Identify each line containing the word "this" and copy it.

┌──

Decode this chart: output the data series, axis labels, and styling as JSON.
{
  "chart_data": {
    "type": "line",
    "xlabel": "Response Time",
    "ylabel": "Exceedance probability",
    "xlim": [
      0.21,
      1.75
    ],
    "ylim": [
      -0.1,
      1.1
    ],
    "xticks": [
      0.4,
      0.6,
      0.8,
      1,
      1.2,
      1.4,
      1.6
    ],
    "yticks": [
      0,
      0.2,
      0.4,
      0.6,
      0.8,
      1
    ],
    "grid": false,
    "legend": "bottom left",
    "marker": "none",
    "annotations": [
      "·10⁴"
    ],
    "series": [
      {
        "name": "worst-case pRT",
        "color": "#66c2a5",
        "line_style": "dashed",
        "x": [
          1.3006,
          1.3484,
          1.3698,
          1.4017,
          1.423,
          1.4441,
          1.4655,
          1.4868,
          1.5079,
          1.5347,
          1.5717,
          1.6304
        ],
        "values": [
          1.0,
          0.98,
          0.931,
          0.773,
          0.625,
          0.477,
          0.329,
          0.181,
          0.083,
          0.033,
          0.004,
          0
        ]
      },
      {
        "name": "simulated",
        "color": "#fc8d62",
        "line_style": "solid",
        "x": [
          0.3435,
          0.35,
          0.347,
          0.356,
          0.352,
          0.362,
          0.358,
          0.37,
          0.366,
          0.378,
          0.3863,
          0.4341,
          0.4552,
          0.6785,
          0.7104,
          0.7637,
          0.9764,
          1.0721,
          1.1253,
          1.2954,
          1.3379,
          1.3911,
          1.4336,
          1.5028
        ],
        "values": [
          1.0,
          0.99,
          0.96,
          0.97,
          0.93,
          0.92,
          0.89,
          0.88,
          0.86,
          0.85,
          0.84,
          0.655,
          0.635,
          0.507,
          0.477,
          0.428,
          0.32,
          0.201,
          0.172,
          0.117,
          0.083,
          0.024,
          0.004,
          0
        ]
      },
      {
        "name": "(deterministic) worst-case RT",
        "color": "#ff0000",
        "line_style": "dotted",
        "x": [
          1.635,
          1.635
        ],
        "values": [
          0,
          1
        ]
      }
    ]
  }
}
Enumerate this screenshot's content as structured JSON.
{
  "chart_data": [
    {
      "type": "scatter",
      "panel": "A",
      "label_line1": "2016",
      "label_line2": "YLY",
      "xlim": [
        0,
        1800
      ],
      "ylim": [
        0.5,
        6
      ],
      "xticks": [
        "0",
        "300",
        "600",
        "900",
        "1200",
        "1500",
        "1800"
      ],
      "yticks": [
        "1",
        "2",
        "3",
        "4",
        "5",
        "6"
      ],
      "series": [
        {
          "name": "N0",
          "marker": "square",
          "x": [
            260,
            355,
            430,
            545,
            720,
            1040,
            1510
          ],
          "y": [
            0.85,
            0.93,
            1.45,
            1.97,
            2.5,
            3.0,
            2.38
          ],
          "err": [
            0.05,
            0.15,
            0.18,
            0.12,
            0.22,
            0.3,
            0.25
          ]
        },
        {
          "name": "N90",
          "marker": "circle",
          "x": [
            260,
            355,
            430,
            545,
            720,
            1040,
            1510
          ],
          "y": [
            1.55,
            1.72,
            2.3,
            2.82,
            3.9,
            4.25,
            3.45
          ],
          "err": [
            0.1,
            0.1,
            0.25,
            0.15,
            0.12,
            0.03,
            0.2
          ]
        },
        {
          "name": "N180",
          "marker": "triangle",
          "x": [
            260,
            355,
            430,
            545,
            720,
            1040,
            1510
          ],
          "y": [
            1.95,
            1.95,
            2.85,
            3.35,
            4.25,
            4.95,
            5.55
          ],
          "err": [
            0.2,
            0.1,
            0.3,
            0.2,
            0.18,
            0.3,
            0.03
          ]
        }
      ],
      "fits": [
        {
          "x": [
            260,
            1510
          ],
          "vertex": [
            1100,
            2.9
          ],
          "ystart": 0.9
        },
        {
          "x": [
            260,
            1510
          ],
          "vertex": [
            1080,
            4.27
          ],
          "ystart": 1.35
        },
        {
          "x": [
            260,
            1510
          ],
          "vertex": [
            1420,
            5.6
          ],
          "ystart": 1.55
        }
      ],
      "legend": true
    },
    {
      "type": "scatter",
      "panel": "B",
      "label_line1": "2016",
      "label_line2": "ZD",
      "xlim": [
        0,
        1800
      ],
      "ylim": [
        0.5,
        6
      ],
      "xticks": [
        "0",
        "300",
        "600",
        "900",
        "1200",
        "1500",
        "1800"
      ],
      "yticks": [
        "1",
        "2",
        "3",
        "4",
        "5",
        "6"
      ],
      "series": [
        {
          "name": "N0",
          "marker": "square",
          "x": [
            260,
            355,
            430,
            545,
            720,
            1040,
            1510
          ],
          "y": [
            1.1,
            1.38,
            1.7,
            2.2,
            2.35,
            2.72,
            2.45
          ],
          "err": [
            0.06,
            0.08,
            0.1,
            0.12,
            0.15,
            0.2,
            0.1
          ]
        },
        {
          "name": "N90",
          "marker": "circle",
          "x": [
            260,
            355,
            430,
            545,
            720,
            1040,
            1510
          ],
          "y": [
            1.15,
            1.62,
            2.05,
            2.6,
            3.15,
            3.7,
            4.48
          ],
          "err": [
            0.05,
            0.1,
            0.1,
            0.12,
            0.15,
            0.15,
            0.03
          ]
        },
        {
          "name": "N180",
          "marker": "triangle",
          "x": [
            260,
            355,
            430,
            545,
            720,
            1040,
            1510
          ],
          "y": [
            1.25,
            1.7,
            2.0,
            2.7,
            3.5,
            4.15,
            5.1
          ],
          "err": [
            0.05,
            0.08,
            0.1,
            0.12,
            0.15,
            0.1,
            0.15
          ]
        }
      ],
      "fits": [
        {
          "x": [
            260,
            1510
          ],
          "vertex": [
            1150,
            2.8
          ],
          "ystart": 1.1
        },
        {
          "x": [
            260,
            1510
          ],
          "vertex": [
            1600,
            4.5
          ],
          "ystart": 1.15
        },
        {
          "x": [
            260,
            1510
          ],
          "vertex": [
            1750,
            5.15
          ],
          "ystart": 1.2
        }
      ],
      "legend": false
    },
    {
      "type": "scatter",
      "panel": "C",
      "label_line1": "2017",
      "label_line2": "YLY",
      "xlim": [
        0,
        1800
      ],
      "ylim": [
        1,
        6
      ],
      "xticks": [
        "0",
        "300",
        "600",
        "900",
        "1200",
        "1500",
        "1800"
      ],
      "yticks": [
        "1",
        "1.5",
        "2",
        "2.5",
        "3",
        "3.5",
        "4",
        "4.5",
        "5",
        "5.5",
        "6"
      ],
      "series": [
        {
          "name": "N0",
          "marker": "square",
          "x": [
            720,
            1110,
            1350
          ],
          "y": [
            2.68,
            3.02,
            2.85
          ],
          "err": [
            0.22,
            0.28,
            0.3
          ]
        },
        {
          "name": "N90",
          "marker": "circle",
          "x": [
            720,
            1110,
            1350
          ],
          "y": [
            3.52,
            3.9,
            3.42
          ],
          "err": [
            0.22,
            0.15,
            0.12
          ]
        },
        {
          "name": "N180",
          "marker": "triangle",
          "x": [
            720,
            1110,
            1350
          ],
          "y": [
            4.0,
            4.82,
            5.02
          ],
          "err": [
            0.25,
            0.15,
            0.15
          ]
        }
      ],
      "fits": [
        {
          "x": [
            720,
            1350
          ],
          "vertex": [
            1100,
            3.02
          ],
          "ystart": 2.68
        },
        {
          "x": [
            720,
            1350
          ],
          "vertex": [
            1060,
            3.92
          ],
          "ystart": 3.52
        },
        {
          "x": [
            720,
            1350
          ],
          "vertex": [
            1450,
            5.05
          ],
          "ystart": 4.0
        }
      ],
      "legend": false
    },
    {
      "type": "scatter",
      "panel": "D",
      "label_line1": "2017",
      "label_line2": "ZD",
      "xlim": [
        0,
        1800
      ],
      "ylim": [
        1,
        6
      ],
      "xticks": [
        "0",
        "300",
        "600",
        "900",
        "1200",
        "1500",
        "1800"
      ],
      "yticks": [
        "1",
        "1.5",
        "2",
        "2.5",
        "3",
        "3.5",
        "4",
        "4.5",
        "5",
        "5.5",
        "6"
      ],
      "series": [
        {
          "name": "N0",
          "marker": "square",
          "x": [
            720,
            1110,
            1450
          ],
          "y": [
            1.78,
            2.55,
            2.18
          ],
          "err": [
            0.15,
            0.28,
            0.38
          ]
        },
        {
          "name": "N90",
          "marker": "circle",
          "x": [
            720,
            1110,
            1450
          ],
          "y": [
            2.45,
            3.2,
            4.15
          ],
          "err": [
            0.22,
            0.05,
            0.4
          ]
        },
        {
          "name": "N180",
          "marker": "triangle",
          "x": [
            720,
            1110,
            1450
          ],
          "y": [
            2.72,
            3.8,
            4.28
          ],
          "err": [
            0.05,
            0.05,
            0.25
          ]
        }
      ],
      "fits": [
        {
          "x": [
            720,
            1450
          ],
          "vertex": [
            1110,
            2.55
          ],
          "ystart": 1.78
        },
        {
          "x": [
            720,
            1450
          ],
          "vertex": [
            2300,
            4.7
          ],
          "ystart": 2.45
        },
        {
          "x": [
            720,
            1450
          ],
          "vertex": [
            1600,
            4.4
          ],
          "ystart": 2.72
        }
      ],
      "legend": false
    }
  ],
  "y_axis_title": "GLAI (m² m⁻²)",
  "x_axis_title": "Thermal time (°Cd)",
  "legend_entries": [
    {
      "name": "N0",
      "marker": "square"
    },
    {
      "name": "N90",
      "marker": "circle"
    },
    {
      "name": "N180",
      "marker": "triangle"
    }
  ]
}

└──

*Result of the exercise*
Decode this chart: output the data series, axis labels, and styling as JSON.
Enumerate this screenshot's content as structured JSON.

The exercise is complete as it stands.